Records from a data source:
--- --- ---

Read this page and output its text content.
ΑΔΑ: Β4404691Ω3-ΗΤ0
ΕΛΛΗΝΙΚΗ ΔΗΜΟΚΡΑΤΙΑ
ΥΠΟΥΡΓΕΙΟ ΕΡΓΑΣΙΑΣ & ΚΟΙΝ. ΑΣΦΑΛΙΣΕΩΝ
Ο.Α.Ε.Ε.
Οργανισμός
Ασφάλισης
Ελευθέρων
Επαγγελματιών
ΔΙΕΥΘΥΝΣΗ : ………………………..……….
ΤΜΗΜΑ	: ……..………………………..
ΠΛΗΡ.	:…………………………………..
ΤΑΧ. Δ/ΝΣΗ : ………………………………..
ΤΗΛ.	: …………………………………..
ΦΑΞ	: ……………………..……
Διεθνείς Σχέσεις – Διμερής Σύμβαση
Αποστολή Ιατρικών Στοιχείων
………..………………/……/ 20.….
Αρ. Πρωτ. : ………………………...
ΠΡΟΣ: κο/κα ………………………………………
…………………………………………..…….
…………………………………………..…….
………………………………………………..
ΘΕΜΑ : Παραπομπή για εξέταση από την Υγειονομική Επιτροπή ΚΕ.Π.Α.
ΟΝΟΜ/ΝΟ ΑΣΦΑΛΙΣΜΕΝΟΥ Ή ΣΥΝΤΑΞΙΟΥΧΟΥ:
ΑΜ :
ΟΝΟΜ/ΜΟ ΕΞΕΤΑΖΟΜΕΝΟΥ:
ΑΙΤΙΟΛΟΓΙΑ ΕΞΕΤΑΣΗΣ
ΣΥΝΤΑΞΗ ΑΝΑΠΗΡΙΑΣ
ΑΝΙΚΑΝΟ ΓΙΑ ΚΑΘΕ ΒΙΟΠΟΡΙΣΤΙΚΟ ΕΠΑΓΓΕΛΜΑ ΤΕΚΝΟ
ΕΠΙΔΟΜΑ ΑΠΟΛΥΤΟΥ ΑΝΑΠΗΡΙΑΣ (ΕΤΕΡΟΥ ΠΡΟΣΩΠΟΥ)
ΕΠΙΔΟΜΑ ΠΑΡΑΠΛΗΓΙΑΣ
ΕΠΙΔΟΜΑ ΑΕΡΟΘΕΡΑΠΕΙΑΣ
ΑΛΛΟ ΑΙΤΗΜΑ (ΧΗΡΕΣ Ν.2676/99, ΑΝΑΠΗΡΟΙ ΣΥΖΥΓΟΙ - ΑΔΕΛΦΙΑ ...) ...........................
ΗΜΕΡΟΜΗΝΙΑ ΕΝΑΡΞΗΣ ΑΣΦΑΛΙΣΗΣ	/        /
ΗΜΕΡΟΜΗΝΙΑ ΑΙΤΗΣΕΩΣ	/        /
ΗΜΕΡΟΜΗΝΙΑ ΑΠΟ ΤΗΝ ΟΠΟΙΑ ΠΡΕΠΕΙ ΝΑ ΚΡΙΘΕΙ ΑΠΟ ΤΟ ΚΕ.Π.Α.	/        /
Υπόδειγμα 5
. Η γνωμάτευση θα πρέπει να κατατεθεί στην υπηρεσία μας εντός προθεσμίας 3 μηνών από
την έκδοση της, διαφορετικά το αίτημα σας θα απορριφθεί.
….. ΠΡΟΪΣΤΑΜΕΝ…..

--- --- ---

(WHAT YOU NEED TO DO): Gather each line in the entries above where the string "ΗΜΕΡΟΜΗΝΙΑ" is found.

(SOLVED EXERCISE):
ΗΜΕΡΟΜΗΝΙΑ ΕΝΑΡΞΗΣ ΑΣΦΑΛΙΣΗΣ	/        /
ΗΜΕΡΟΜΗΝΙΑ ΑΙΤΗΣΕΩΣ	/        /
ΗΜΕΡΟΜΗΝΙΑ ΑΠΟ ΤΗΝ ΟΠΟΙΑ ΠΡΕΠΕΙ ΝΑ ΚΡΙΘΕΙ ΑΠΟ ΤΟ ΚΕ.Π.Α.	/        /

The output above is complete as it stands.